### SUPPLIED RECORDS:
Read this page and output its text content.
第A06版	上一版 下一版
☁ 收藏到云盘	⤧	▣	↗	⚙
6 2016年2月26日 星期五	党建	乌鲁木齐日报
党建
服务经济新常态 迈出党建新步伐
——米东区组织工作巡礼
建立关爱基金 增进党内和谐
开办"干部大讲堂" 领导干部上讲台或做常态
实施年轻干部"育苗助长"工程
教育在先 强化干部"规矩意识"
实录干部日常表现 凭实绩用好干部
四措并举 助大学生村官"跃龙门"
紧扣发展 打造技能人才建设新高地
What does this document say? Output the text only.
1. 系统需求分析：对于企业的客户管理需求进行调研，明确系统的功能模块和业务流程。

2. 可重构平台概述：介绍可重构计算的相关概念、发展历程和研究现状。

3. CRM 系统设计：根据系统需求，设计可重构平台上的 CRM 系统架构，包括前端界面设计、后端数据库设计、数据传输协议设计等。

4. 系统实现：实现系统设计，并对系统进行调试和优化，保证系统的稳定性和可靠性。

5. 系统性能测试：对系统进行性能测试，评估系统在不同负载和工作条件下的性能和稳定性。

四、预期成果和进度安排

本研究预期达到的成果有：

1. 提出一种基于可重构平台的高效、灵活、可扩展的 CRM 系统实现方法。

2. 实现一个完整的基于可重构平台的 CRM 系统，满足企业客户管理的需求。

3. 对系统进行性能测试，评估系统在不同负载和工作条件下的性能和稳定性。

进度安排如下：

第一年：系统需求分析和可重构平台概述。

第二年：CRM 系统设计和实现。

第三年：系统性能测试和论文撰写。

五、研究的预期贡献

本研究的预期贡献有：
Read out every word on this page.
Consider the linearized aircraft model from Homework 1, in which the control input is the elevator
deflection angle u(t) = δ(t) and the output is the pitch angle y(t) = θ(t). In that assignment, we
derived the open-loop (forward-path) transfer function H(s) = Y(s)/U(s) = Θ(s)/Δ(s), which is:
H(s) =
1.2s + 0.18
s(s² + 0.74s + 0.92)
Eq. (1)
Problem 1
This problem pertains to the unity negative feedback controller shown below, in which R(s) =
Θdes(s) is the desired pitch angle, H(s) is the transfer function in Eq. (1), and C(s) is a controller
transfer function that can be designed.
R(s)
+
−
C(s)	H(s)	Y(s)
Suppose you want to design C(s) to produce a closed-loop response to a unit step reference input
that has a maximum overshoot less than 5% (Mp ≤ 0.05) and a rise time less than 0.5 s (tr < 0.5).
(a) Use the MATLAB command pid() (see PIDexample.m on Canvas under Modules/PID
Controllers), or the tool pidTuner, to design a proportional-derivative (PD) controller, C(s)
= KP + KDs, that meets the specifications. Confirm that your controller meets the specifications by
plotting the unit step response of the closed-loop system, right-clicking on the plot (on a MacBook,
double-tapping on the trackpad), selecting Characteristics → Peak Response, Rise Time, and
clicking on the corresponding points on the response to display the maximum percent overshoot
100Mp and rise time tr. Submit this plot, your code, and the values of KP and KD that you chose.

### WHAT THE TASK ASKS:
Transcribe all of the lines in the records precisely.

### RESULT OF THIS EXERCISE:
Read this page and output its text content.
第A06版	上一版 下一版
☁ 收藏到云盘	⤧	▣	↗	⚙
6 2016年2月26日 星期五	党建	乌鲁木齐日报
党建
服务经济新常态 迈出党建新步伐
——米东区组织工作巡礼
建立关爱基金 增进党内和谐
开办"干部大讲堂" 领导干部上讲台或做常态
实施年轻干部"育苗助长"工程
教育在先 强化干部"规矩意识"
实录干部日常表现 凭实绩用好干部
四措并举 助大学生村官"跃龙门"
紧扣发展 打造技能人才建设新高地
What does this document say? Output the text only.
1. 系统需求分析：对于企业的客户管理需求进行调研，明确系统的功能模块和业务流程。

2. 可重构平台概述：介绍可重构计算的相关概念、发展历程和研究现状。

3. CRM 系统设计：根据系统需求，设计可重构平台上的 CRM 系统架构，包括前端界面设计、后端数据库设计、数据传输协议设计等。

4. 系统实现：实现系统设计，并对系统进行调试和优化，保证系统的稳定性和可靠性。

5. 系统性能测试：对系统进行性能测试，评估系统在不同负载和工作条件下的性能和稳定性。

四、预期成果和进度安排

本研究预期达到的成果有：

1. 提出一种基于可重构平台的高效、灵活、可扩展的 CRM 系统实现方法。

2. 实现一个完整的基于可重构平台的 CRM 系统，满足企业客户管理的需求。

3. 对系统进行性能测试，评估系统在不同负载和工作条件下的性能和稳定性。

进度安排如下：

第一年：系统需求分析和可重构平台概述。

第二年：CRM 系统设计和实现。

第三年：系统性能测试和论文撰写。

五、研究的预期贡献

本研究的预期贡献有：
Read out every word on this page.
Consider the linearized aircraft model from Homework 1, in which the control input is the elevator
deflection angle u(t) = δ(t) and the output is the pitch angle y(t) = θ(t). In that assignment, we
derived the open-loop (forward-path) transfer function H(s) = Y(s)/U(s) = Θ(s)/Δ(s), which is:
H(s) =
1.2s + 0.18
s(s² + 0.74s + 0.92)
Eq. (1)
Problem 1
This problem pertains to the unity negative feedback controller shown below, in which R(s) =
Θdes(s) is the desired pitch angle, H(s) is the transfer function in Eq. (1), and C(s) is a controller
transfer function that can be designed.
R(s)
+
−
C(s)	H(s)	Y(s)
Suppose you want to design C(s) to produce a closed-loop response to a unit step reference input
that has a maximum overshoot less than 5% (Mp ≤ 0.05) and a rise time less than 0.5 s (tr < 0.5).
(a) Use the MATLAB command pid() (see PIDexample.m on Canvas under Modules/PID
Controllers), or the tool pidTuner, to design a proportional-derivative (PD) controller, C(s)
= KP + KDs, that meets the specifications. Confirm that your controller meets the specifications by
plotting the unit step response of the closed-loop system, right-clicking on the plot (on a MacBook,
double-tapping on the trackpad), selecting Characteristics → Peak Response, Rise Time, and
clicking on the corresponding points on the response to display the maximum percent overshoot
100Mp and rise time tr. Submit this plot, your code, and the values of KP and KD that you chose.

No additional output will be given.